**Problem**
Gather every line that includes the word "data", please.
— Begin Extracted information —
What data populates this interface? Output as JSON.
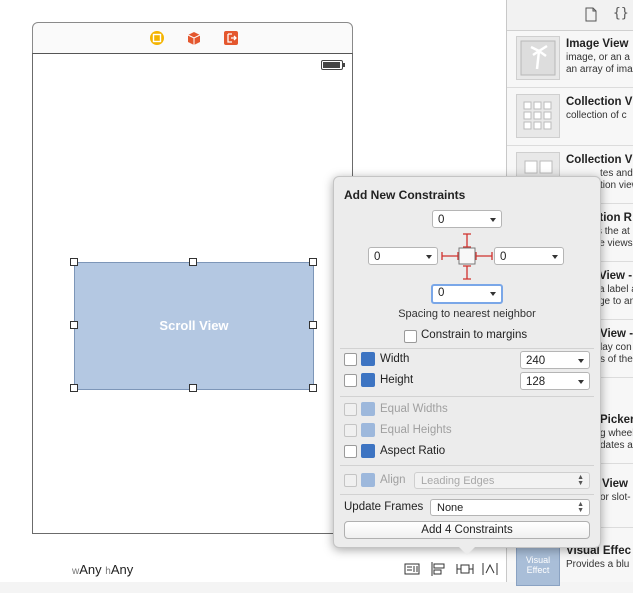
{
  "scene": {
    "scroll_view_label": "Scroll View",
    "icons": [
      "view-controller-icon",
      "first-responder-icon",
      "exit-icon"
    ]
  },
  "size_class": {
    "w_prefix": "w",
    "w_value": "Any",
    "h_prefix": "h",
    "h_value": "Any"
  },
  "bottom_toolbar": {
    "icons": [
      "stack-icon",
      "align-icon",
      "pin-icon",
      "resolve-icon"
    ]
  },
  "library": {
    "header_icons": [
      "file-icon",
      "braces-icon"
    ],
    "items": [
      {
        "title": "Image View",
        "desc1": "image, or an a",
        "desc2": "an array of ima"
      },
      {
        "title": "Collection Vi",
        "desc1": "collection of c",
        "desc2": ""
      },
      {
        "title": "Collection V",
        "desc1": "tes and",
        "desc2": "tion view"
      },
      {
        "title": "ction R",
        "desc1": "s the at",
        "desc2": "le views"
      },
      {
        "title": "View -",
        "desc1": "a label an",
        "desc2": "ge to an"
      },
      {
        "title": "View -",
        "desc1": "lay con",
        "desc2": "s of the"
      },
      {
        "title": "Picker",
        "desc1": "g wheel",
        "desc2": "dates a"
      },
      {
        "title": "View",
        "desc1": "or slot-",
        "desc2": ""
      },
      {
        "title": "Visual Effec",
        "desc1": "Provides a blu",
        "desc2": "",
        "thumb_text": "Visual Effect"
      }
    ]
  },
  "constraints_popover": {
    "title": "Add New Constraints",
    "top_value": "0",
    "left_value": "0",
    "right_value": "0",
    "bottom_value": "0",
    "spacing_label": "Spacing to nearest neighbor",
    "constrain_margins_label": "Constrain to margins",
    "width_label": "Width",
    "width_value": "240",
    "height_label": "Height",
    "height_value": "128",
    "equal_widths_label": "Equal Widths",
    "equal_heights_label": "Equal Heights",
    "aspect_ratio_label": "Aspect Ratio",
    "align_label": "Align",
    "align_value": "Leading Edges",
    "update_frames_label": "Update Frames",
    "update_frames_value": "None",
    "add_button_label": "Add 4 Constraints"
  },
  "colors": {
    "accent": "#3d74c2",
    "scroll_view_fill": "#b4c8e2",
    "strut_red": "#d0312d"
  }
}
— End Extracted information —
— Begin Extracted information —
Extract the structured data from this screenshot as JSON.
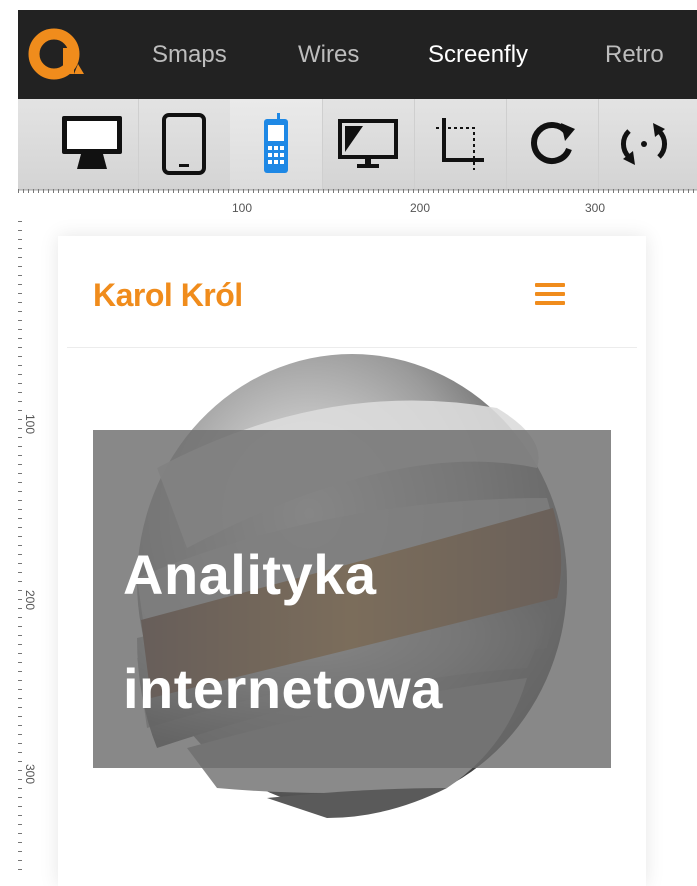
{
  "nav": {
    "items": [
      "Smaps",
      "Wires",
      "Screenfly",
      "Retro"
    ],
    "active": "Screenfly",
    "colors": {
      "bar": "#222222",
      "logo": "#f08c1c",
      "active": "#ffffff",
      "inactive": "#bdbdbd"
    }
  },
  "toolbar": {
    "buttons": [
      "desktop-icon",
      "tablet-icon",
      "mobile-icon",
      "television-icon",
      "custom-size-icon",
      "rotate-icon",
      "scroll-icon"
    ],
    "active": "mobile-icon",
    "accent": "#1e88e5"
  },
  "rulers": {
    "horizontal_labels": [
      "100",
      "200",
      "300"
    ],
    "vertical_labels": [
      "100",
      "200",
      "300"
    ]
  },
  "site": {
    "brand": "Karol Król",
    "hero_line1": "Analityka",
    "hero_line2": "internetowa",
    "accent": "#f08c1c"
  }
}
— End Extracted information —
**Result for this task**
What data populates this interface? Output as JSON.
Extract the structured data from this screenshot as JSON.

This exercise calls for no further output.